Search the listing below for "label". Copy each matching line.
— START OF Dataset —
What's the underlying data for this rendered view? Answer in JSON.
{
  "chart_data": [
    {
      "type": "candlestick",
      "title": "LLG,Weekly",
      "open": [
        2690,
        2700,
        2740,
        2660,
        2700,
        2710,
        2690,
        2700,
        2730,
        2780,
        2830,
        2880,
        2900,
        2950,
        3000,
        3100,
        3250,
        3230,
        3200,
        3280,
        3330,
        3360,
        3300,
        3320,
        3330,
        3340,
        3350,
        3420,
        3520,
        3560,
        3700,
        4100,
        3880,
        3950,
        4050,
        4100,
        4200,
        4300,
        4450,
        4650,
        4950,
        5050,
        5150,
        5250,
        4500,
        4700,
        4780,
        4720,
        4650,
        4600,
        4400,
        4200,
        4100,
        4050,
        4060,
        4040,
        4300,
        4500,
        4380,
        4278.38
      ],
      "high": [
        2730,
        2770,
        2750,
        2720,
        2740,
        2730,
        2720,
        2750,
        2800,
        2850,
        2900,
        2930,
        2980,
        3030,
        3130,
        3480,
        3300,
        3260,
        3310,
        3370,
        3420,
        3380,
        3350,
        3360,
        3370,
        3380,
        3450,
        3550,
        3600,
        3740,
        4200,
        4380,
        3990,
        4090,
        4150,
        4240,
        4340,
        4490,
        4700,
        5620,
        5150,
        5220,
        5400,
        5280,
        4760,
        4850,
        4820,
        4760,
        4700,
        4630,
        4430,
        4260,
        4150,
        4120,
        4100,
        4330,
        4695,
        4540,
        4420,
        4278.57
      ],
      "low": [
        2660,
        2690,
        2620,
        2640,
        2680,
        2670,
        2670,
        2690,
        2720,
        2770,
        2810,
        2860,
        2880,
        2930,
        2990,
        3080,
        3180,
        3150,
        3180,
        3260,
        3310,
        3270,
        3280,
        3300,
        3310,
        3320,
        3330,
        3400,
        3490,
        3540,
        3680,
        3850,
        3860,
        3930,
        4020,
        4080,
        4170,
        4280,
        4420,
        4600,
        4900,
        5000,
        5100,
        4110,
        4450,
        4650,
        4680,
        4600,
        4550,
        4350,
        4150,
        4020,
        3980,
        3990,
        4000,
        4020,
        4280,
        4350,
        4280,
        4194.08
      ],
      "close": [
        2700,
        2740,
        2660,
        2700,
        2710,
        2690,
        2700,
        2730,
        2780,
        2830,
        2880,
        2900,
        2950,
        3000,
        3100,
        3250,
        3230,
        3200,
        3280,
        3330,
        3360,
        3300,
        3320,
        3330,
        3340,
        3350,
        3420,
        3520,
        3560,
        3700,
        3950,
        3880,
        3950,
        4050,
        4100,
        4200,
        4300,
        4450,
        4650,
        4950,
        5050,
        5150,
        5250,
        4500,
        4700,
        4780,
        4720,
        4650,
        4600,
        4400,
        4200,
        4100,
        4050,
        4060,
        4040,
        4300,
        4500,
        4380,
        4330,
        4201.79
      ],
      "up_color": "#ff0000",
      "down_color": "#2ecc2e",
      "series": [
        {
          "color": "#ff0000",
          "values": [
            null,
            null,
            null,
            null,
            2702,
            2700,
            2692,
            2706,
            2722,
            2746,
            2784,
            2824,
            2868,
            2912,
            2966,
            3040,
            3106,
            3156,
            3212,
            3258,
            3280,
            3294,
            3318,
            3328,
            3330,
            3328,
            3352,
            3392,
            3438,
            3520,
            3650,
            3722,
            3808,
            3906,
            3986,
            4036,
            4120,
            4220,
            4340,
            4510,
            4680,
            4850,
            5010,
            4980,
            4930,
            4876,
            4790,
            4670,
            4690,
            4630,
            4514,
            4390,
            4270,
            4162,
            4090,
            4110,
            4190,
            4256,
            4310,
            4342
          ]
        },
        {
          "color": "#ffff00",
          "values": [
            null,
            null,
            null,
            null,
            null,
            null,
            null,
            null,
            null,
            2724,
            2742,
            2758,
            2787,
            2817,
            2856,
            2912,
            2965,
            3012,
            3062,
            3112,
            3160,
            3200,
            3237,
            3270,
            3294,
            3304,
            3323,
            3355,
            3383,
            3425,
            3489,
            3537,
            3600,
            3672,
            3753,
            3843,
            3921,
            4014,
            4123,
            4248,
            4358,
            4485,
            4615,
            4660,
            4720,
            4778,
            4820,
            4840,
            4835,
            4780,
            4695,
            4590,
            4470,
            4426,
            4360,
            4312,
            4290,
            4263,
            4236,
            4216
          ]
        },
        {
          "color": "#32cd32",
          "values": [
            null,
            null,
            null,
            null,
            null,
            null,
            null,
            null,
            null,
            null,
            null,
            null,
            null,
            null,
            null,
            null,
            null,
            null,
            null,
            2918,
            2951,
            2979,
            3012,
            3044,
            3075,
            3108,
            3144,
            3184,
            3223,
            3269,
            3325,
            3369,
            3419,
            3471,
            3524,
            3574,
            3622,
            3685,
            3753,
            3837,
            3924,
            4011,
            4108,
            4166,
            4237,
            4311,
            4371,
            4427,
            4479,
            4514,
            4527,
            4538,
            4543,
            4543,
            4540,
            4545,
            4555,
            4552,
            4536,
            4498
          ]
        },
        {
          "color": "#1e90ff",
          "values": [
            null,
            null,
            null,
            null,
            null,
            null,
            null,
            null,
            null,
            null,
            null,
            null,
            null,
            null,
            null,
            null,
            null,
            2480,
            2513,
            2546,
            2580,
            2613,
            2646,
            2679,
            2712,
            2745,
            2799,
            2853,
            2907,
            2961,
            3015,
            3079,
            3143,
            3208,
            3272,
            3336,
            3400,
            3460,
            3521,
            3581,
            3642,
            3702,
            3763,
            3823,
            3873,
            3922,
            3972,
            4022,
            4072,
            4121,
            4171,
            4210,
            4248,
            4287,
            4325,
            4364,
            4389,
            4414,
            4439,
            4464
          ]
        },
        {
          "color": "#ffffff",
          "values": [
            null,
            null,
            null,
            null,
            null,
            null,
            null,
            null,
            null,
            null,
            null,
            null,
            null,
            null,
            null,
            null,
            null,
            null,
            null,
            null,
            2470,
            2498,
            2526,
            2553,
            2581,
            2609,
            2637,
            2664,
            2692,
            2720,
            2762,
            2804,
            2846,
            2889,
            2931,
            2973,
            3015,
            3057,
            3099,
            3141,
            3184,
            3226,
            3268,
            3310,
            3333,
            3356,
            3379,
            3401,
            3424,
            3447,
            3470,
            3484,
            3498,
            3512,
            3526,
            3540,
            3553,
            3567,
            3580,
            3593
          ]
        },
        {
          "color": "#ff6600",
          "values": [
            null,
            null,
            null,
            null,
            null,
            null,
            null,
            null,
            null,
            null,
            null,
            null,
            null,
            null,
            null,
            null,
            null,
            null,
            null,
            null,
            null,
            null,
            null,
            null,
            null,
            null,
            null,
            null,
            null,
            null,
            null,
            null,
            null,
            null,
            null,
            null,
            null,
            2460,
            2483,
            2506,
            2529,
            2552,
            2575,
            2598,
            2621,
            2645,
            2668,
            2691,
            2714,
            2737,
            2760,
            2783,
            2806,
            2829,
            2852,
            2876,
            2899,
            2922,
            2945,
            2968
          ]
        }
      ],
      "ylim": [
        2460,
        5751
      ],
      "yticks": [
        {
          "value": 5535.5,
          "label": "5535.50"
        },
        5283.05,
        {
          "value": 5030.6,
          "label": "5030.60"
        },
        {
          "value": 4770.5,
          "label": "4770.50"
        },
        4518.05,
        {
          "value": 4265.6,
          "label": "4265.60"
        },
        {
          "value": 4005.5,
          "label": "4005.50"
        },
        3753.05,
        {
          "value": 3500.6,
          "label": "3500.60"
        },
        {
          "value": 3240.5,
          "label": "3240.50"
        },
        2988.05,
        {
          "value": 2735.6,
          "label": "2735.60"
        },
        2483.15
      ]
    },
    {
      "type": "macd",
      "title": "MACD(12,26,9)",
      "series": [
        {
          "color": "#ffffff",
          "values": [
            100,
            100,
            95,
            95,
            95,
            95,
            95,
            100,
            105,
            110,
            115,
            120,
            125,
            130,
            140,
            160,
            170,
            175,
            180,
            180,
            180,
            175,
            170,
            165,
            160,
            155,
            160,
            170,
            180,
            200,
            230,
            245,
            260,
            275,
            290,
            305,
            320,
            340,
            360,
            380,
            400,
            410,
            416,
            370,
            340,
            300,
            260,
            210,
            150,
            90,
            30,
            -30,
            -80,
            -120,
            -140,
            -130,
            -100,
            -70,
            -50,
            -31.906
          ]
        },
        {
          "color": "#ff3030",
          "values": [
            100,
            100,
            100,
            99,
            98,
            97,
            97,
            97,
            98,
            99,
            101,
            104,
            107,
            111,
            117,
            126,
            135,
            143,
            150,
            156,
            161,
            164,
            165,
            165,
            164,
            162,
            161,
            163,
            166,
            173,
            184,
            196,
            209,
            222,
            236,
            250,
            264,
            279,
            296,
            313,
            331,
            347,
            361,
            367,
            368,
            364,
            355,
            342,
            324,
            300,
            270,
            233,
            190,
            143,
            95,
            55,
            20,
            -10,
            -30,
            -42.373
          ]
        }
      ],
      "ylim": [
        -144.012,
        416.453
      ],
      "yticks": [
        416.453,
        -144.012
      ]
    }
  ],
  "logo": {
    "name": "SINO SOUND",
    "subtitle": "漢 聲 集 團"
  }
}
— END OF Dataset —
- Full solution -
          "label": "5535.50"
          "label": "5030.60"
          "label": "4770.50"
          "label": "4265.60"
          "label": "4005.50"
          "label": "3500.60"
          "label": "3240.50"
          "label": "2735.60"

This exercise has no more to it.